Input rows:
>>>
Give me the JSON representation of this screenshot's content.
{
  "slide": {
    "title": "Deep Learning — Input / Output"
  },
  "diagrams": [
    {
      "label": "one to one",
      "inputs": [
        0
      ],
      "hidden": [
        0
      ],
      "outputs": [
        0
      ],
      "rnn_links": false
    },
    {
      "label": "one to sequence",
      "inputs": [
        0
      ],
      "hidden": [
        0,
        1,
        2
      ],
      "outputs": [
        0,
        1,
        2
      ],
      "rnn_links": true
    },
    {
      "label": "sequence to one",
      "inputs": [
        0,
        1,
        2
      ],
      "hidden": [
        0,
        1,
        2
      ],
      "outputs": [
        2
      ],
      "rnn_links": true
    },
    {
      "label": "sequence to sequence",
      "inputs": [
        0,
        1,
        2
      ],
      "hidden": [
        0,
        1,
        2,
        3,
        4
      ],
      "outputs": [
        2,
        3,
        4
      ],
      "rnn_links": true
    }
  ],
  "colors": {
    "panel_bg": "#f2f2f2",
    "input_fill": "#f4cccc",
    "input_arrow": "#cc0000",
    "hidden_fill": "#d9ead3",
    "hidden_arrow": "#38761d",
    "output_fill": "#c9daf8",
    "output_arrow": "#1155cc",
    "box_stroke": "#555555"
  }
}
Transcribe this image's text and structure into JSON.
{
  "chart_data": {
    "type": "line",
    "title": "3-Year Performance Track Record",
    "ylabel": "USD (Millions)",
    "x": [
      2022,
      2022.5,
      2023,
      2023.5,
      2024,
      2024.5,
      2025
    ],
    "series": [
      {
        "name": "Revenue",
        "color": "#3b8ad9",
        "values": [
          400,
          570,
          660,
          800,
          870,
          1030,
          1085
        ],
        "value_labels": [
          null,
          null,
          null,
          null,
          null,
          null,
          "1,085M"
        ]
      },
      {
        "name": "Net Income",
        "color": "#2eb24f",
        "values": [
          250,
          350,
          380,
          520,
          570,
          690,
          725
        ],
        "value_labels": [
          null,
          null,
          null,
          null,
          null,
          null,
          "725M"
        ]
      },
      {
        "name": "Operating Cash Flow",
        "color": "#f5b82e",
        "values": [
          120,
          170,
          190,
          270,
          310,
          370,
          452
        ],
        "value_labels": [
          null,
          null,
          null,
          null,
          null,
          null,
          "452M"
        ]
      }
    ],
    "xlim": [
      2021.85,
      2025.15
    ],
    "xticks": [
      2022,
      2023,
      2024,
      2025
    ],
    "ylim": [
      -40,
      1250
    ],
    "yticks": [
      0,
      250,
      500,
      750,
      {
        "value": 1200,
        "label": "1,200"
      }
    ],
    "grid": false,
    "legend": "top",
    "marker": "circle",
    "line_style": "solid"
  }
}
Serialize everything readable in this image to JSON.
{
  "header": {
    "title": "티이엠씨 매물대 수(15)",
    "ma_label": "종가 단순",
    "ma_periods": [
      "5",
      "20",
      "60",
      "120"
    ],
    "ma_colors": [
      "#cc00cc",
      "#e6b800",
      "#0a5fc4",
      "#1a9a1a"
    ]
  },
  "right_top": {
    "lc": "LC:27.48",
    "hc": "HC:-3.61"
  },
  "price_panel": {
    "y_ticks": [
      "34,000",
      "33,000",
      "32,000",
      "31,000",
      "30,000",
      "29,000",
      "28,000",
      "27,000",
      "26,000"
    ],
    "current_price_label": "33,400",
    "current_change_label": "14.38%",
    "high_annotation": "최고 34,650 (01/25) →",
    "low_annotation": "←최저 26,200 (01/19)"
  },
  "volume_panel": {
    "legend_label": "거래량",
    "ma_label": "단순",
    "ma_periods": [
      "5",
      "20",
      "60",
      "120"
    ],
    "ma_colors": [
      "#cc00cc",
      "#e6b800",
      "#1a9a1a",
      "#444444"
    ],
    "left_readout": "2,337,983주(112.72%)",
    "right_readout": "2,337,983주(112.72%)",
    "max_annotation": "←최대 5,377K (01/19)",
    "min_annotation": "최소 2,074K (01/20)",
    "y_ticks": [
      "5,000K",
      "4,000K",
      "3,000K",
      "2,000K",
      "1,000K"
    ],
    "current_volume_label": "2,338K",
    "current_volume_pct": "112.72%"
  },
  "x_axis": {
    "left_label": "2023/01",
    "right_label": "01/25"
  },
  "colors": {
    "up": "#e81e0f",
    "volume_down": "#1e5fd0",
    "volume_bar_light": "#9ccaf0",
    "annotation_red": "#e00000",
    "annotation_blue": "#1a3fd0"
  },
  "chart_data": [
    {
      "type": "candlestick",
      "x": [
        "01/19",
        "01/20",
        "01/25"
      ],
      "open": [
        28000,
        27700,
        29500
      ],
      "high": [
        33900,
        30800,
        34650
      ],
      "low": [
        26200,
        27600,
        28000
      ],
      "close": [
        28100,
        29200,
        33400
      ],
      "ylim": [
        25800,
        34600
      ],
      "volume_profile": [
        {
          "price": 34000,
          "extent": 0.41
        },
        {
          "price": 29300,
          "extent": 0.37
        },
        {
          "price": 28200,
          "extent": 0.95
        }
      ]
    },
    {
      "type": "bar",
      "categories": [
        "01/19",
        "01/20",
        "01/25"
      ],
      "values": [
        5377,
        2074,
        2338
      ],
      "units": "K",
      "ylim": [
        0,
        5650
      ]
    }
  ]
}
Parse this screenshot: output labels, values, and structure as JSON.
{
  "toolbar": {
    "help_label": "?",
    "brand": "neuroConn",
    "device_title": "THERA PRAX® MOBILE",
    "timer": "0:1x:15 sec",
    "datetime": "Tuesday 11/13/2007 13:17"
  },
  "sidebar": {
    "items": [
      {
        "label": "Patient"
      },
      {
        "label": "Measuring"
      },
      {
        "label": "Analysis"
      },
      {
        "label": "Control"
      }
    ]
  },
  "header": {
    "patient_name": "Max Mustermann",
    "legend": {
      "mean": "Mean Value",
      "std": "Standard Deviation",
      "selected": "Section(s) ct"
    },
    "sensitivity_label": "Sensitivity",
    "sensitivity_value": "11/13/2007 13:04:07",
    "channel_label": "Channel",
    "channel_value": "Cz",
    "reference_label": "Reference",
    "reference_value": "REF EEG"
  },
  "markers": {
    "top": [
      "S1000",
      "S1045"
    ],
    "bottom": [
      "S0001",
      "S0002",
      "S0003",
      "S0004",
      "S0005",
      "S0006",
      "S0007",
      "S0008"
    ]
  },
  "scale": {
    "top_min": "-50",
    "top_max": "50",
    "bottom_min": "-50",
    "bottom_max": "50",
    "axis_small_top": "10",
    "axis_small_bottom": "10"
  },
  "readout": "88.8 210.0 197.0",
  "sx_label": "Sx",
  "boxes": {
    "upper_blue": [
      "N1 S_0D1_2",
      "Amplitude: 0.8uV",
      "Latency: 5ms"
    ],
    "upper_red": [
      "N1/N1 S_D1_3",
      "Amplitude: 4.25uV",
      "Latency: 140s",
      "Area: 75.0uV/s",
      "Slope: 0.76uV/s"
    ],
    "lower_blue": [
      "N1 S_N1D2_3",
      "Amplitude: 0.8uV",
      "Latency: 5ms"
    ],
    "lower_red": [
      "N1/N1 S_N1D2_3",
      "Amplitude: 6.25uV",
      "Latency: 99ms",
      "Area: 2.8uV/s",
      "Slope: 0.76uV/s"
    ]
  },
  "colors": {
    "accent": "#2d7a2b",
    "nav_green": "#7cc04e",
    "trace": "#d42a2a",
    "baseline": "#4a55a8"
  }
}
<<<
What you need to do:
Pull out each line of the records holding the string "type".

Reply:
    "type": "line",
      "type": "candlestick",
      "type": "bar",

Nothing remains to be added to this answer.